====== Material for the task
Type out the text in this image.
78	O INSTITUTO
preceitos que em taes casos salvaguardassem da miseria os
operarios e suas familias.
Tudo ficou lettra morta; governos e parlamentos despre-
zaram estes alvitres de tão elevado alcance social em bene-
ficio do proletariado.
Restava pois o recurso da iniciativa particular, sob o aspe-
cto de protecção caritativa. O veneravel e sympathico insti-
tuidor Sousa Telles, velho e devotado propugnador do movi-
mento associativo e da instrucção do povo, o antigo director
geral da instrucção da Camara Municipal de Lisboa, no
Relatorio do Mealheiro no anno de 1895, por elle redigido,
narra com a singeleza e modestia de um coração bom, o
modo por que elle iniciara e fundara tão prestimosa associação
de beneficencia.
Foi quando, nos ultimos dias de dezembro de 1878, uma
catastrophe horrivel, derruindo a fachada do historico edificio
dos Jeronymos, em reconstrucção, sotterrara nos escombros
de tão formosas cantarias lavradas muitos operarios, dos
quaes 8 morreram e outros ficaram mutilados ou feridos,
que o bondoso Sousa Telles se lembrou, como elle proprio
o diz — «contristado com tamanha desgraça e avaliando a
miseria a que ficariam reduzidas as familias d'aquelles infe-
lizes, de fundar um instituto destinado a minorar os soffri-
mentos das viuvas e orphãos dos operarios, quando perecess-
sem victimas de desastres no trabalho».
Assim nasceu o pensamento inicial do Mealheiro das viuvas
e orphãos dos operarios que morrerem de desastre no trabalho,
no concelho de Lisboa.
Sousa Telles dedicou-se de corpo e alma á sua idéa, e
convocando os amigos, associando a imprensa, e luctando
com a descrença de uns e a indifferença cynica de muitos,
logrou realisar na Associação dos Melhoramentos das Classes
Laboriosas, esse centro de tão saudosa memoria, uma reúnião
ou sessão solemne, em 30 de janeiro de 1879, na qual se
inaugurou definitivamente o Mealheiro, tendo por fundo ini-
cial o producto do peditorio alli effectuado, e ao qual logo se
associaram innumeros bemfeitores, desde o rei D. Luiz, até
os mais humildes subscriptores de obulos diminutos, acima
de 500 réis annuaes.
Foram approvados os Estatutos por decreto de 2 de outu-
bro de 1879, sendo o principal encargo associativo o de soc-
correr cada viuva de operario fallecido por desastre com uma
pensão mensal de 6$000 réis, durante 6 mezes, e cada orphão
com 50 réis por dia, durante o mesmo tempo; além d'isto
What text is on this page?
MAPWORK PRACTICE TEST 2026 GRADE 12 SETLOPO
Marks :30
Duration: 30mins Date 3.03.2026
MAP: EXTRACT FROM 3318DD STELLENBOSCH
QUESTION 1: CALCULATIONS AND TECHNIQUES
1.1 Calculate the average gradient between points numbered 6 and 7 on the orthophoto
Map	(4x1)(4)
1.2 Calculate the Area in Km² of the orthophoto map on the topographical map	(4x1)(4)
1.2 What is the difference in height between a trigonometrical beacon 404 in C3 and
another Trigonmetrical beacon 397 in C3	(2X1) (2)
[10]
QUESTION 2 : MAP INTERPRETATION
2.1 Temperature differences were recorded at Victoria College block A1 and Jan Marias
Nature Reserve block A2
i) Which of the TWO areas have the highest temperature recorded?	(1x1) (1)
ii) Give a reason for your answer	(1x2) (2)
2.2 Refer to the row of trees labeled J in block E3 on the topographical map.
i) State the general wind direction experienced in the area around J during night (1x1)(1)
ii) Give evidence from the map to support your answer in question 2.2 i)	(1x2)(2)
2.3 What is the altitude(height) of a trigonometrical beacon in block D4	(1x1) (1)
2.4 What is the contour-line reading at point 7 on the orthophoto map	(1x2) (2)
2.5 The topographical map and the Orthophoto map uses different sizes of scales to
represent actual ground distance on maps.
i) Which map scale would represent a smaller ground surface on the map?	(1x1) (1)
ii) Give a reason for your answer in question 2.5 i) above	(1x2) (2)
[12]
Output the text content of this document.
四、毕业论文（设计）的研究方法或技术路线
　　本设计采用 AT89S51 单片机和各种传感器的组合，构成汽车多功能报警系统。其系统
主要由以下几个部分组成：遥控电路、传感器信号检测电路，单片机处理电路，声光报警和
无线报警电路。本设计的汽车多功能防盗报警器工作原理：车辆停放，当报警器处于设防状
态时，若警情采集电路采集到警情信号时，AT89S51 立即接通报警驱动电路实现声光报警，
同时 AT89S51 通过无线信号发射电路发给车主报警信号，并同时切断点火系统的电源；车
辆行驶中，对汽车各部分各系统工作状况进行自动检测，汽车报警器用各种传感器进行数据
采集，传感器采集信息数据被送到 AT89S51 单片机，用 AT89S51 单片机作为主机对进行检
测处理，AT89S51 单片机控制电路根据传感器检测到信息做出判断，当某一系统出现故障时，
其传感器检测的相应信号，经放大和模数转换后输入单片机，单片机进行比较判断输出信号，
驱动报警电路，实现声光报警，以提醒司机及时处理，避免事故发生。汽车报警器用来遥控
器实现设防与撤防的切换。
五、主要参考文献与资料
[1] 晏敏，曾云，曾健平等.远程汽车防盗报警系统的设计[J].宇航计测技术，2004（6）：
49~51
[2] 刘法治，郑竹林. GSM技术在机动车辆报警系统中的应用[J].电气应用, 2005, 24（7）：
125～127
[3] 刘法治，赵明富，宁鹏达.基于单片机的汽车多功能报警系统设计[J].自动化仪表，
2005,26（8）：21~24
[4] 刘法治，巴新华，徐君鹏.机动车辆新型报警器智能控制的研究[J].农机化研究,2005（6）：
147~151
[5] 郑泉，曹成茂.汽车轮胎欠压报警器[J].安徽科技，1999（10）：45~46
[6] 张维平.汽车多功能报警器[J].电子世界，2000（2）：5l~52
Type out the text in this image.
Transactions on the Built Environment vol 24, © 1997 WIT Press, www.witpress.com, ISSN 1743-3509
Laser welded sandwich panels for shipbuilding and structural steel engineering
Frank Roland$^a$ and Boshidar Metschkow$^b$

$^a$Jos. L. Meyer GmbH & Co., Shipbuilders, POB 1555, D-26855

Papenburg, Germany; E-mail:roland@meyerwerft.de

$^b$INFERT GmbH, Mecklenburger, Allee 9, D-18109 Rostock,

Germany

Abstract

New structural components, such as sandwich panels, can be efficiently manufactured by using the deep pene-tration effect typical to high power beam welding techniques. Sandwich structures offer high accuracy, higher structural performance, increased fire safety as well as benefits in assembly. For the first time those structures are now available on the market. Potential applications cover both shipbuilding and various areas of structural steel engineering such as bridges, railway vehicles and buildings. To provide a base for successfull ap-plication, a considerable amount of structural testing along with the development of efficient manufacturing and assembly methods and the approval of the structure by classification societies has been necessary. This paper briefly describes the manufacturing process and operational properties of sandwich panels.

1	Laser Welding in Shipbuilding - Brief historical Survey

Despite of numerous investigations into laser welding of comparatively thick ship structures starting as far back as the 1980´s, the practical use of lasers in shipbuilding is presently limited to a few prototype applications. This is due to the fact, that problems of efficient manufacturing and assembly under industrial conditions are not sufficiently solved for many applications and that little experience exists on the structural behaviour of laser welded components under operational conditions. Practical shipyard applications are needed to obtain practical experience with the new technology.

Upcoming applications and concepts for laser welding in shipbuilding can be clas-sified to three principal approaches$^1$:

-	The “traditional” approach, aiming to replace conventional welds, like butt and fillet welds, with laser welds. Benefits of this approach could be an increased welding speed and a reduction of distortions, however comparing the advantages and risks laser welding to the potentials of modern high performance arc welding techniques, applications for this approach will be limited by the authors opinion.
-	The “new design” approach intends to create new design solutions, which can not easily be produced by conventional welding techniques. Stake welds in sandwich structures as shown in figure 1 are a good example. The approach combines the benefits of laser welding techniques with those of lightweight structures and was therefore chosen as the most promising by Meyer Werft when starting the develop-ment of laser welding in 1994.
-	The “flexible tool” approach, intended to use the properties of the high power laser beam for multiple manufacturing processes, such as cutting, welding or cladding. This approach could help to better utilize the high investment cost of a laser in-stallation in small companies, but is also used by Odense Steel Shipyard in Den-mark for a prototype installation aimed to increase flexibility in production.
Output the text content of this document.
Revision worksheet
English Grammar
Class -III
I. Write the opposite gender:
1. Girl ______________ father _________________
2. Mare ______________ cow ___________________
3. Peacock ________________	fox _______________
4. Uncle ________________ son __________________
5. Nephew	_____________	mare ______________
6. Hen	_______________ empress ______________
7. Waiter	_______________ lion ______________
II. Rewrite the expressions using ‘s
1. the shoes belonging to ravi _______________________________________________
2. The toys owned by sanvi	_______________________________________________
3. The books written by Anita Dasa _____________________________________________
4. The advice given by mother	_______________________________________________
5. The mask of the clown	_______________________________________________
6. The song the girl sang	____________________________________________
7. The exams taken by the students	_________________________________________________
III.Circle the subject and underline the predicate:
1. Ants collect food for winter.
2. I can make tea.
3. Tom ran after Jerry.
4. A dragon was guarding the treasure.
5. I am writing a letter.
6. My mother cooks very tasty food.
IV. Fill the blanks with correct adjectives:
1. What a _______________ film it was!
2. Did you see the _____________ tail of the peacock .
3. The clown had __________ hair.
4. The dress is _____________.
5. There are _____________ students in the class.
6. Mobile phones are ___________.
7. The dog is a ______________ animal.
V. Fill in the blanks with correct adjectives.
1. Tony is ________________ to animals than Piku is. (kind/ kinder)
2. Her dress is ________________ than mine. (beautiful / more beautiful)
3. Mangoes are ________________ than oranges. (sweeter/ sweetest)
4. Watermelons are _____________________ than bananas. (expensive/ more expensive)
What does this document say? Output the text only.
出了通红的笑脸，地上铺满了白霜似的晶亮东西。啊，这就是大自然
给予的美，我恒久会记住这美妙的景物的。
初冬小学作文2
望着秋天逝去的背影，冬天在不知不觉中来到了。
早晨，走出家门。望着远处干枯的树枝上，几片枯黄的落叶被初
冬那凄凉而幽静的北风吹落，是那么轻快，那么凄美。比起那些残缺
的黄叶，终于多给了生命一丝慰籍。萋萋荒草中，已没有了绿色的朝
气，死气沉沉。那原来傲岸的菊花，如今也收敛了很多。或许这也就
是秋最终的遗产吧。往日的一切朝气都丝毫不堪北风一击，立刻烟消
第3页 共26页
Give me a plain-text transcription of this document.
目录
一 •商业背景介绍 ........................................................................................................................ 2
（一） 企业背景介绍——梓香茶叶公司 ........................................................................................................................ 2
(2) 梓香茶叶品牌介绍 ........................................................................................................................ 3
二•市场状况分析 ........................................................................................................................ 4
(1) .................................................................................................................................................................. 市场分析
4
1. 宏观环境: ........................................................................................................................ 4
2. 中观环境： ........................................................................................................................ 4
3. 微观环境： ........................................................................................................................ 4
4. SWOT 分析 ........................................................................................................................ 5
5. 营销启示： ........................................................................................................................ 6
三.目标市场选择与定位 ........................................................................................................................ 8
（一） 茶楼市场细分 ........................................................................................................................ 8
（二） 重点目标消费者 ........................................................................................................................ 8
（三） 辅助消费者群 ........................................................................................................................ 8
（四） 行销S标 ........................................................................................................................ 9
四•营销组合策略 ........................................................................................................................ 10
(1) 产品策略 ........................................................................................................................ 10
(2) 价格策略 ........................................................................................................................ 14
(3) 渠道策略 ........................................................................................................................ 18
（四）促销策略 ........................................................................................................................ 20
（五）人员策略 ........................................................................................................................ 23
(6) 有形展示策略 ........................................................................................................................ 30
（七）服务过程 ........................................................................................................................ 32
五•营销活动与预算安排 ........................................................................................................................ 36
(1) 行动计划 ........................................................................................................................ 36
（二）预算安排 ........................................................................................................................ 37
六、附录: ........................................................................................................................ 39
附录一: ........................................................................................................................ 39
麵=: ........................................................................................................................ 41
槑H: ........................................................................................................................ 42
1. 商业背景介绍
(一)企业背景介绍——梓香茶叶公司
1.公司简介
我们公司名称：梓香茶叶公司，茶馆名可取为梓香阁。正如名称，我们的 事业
============
• _What the task asks_: Each line with the string "your" in it needs to be found and copied.

• _Solution to the problem_:
ii) Give a reason for your answer	(1x2) (2)
ii) Give evidence from the map to support your answer in question 2.2 i)	(1x2)(2)
ii) Give a reason for your answer in question 2.5 i) above	(1x2) (2)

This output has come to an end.